(Data extracted from a collection)
____

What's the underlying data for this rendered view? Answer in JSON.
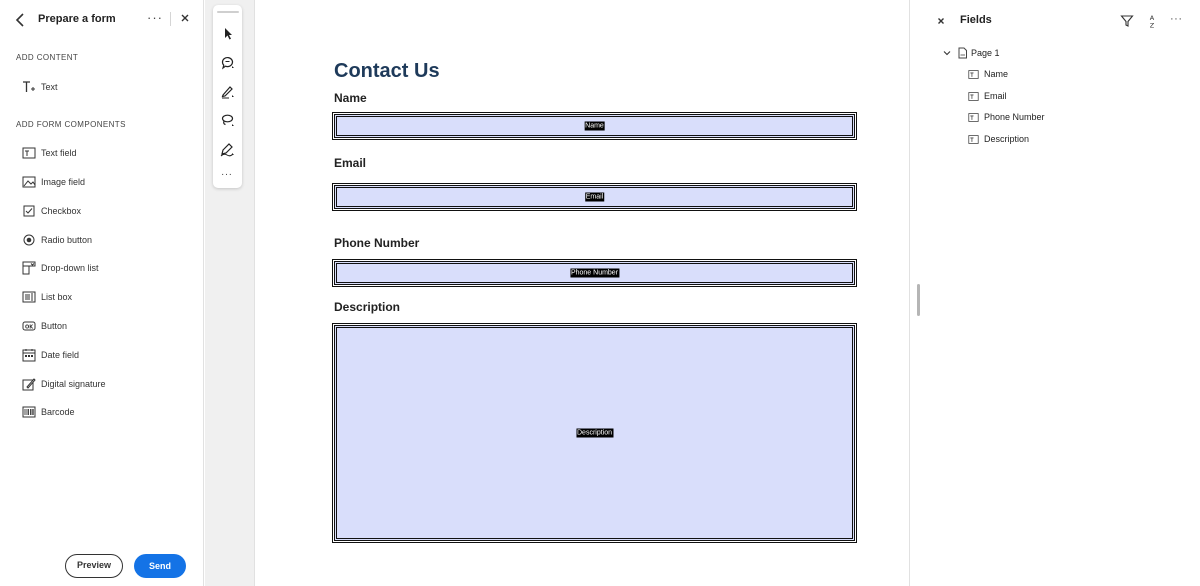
{
  "left_panel": {
    "title": "Prepare a form",
    "more_label": "···",
    "add_content_heading": "ADD CONTENT",
    "add_content_items": [
      {
        "label": "Text",
        "icon": "text-add-icon"
      }
    ],
    "form_components_heading": "ADD FORM COMPONENTS",
    "form_components": [
      {
        "label": "Text field",
        "icon": "text-field-icon"
      },
      {
        "label": "Image field",
        "icon": "image-field-icon"
      },
      {
        "label": "Checkbox",
        "icon": "checkbox-icon"
      },
      {
        "label": "Radio button",
        "icon": "radio-button-icon"
      },
      {
        "label": "Drop-down list",
        "icon": "dropdown-list-icon"
      },
      {
        "label": "List box",
        "icon": "list-box-icon"
      },
      {
        "label": "Button",
        "icon": "button-ok-icon"
      },
      {
        "label": "Date field",
        "icon": "date-field-icon"
      },
      {
        "label": "Digital signature",
        "icon": "digital-signature-icon"
      },
      {
        "label": "Barcode",
        "icon": "barcode-icon"
      }
    ],
    "preview_label": "Preview",
    "send_label": "Send"
  },
  "toolbar": {
    "tools": [
      "select-cursor-icon",
      "comment-icon",
      "pen-icon",
      "lasso-icon",
      "fill-sign-icon"
    ],
    "more_label": "···"
  },
  "document": {
    "title": "Contact Us",
    "fields": [
      {
        "label": "Name",
        "tag": "Name"
      },
      {
        "label": "Email",
        "tag": "Email"
      },
      {
        "label": "Phone Number",
        "tag": "Phone Number"
      },
      {
        "label": "Description",
        "tag": "Description"
      }
    ]
  },
  "right_panel": {
    "title": "Fields",
    "more_label": "···",
    "tree": {
      "page_label": "Page 1",
      "items": [
        "Name",
        "Email",
        "Phone Number",
        "Description"
      ]
    }
  },
  "colors": {
    "accent": "#1473e6",
    "field_fill": "#d9defb",
    "title_color": "#1e3a5a"
  }
}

____

:: To do ::
Show every line where the string "Phone" appears.

:: Result of the exercise ::
        "label": "Phone Number",
        "tag": "Phone Number"
        "Phone Number",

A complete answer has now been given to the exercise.